[What to produce] Gather up the lines with the word "punkter" in them.

# start of Data extract

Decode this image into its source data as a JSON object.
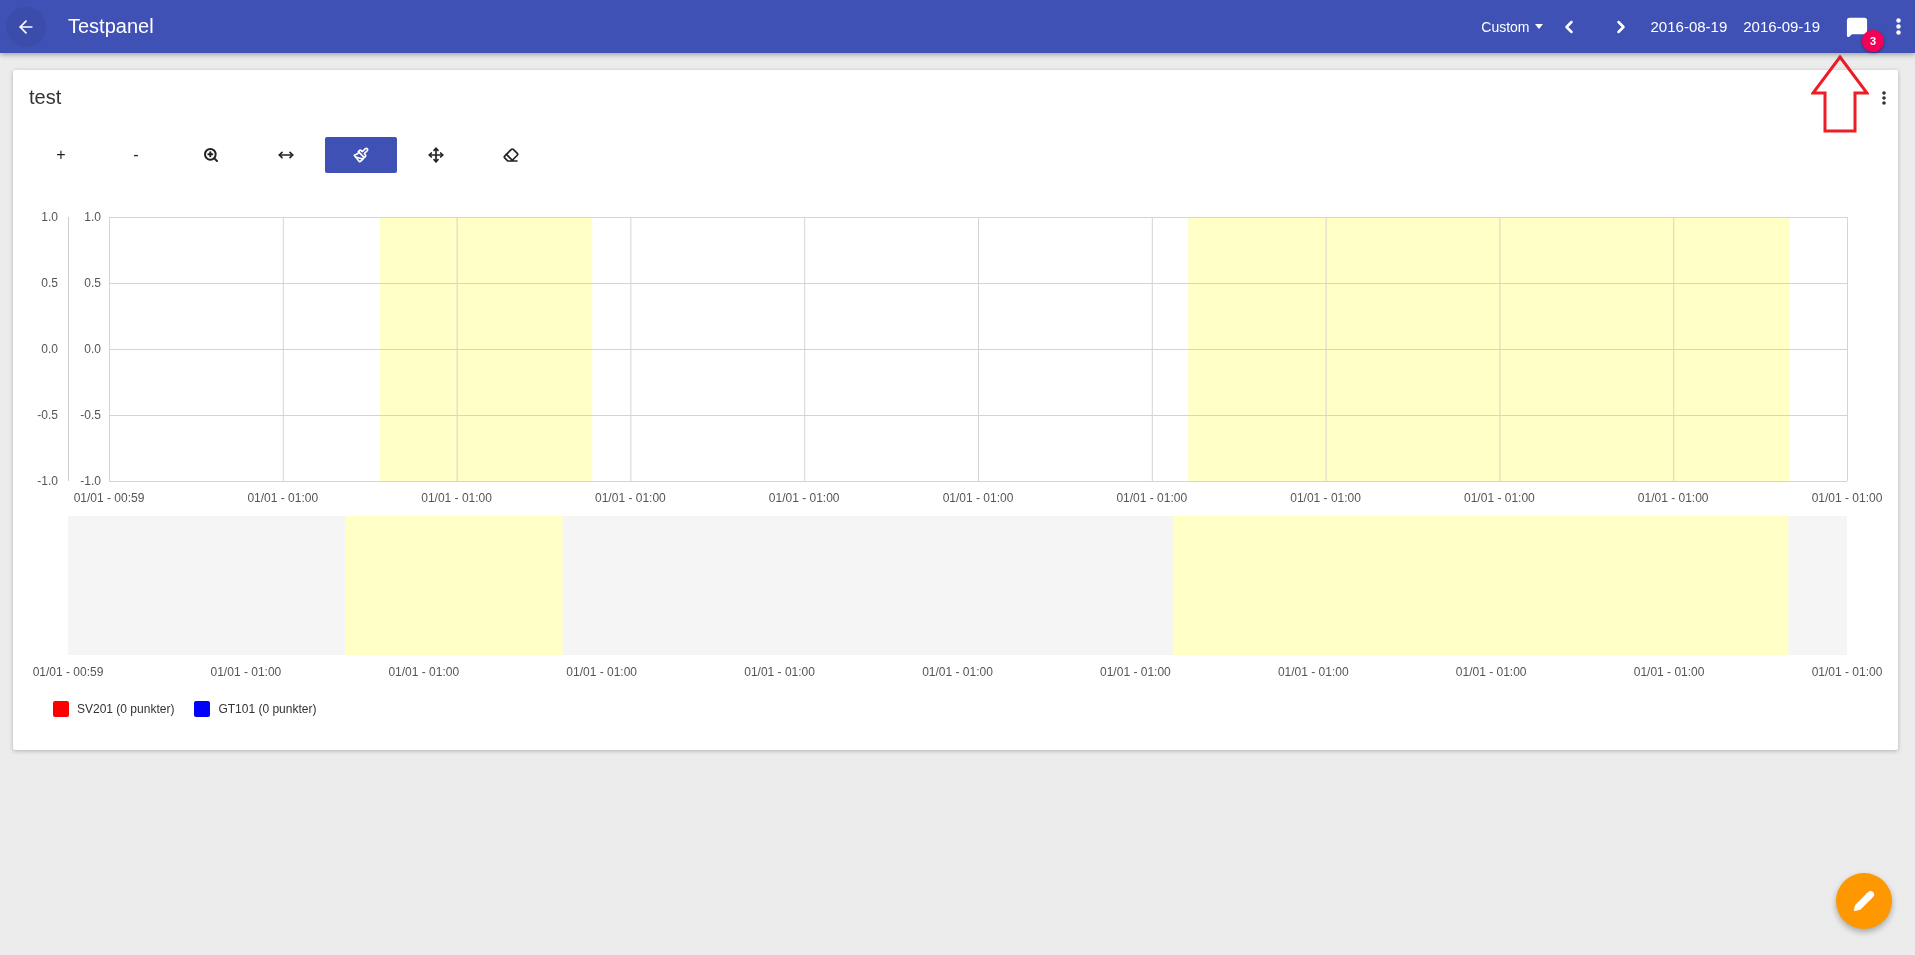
{
  "app_bar": {
    "title": "Testpanel",
    "range_preset": "Custom",
    "start_date": "2016-08-19",
    "end_date": "2016-09-19",
    "notification_count": "3"
  },
  "panel": {
    "title": "test",
    "tools": [
      {
        "kind": "text",
        "label": "+",
        "selected": false
      },
      {
        "kind": "text",
        "label": "-",
        "selected": false
      },
      {
        "kind": "zoom",
        "selected": false
      },
      {
        "kind": "stretch",
        "selected": false
      },
      {
        "kind": "brush",
        "selected": true
      },
      {
        "kind": "move",
        "selected": false
      },
      {
        "kind": "eraser",
        "selected": false
      }
    ],
    "chart": {
      "y_ticks_outer": [
        "1.0",
        "0.5",
        "0.0",
        "-0.5",
        "-1.0"
      ],
      "y_ticks_inner": [
        "1.0",
        "0.5",
        "0.0",
        "-0.5",
        "-1.0"
      ],
      "x_ticks": [
        "01/01 - 00:59",
        "01/01 - 01:00",
        "01/01 - 01:00",
        "01/01 - 01:00",
        "01/01 - 01:00",
        "01/01 - 01:00",
        "01/01 - 01:00",
        "01/01 - 01:00",
        "01/01 - 01:00",
        "01/01 - 01:00",
        "01/01 - 01:00"
      ],
      "overview_x_ticks": [
        "01/01 - 00:59",
        "01/01 - 01:00",
        "01/01 - 01:00",
        "01/01 - 01:00",
        "01/01 - 01:00",
        "01/01 - 01:00",
        "01/01 - 01:00",
        "01/01 - 01:00",
        "01/01 - 01:00",
        "01/01 - 01:00",
        "01/01 - 01:00"
      ]
    },
    "legend": [
      {
        "label": "SV201 (0 punkter)",
        "color": "#ff0000"
      },
      {
        "label": "GT101 (0 punkter)",
        "color": "#0000ff"
      }
    ]
  }
}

# end of Data extract

[Result]
        "label": "SV201 (0 punkter)",
        "label": "GT101 (0 punkter)",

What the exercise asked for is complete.